++++ Excerpt provided

Robert Schumann, Novelette No. 8, Op. 21 (Recorded in 1952) 
From the YouTube notes: Adelina de Lara (23 January 1872 - 25 November 1961) was a British classical pianist and composer.
Adelina de Lara

She was educated at the Hoch Conservatory in Frankfurt under Iwan Knorr, and studied piano with Fanny Davies and Clara Schumann, whose work she championed for most of her life. She was close friends with Johannes Brahms through her studies. As an adult, Adelina de Lara performed in public for the first time following her studies in 1891 and continued for over seventy years, making her final appearance on 15 June 1954 at the Wigmore Hall London. She made many recordings for the BBC and appeared on BBC Television on her 82nd birthday.

++++++++
++++ Data to use

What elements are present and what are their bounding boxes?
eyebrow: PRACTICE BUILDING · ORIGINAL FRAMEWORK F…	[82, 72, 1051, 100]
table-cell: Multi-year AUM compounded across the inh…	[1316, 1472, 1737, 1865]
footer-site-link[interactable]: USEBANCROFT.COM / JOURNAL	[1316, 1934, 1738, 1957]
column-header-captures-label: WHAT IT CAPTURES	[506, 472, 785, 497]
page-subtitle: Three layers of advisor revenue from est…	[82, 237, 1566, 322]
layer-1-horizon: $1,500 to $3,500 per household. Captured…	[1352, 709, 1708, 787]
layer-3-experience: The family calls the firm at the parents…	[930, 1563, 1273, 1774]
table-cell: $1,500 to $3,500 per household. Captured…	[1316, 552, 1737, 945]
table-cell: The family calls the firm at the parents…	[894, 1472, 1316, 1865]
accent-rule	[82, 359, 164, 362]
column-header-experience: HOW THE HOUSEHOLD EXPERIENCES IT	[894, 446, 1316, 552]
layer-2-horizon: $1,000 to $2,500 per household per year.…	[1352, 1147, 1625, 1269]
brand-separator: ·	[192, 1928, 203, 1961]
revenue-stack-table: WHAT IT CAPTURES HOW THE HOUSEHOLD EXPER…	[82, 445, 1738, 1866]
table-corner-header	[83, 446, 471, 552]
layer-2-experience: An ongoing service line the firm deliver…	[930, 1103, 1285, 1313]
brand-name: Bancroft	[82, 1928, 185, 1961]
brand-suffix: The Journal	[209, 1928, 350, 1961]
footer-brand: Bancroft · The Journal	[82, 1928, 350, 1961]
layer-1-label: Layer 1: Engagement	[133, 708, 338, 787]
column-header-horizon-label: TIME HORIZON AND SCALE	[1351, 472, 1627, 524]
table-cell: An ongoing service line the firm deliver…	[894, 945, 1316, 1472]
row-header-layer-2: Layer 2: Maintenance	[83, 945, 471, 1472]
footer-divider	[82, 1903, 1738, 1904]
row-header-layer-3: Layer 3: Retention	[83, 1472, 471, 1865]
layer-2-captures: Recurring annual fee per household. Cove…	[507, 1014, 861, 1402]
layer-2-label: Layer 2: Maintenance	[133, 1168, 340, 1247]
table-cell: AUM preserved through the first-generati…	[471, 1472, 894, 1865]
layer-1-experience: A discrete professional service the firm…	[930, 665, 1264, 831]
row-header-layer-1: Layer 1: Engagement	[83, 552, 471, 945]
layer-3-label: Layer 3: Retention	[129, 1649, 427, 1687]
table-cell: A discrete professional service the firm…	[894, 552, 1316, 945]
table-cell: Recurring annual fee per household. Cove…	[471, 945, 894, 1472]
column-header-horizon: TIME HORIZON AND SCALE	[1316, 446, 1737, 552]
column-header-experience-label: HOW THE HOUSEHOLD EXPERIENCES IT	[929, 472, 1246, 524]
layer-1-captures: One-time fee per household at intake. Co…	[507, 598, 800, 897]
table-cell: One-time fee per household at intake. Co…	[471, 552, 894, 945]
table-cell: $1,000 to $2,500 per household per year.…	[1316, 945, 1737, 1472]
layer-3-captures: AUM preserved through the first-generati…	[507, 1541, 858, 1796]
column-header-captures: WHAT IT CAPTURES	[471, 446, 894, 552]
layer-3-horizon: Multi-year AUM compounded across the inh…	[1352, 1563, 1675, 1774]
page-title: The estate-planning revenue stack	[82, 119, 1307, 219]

++++++++

> [Challenges]
[A] Answer these questions from the excerpt on Adelina de Lara.
(i) At which conservatory was she educated?
(ii) On what date and at what venue did she make her final appearance?
(iii) On which birthday did she appear on BBC Television?
[B] Tally the lines of the records that contain the string "header", and give only that number.

> [Answers for the tasks]
[A]
(i) The Hoch Conservatory in Frankfurt
(ii) 15 June 1954, at the Wigmore Hall London
(iii) Her 82nd birthday

[B] 10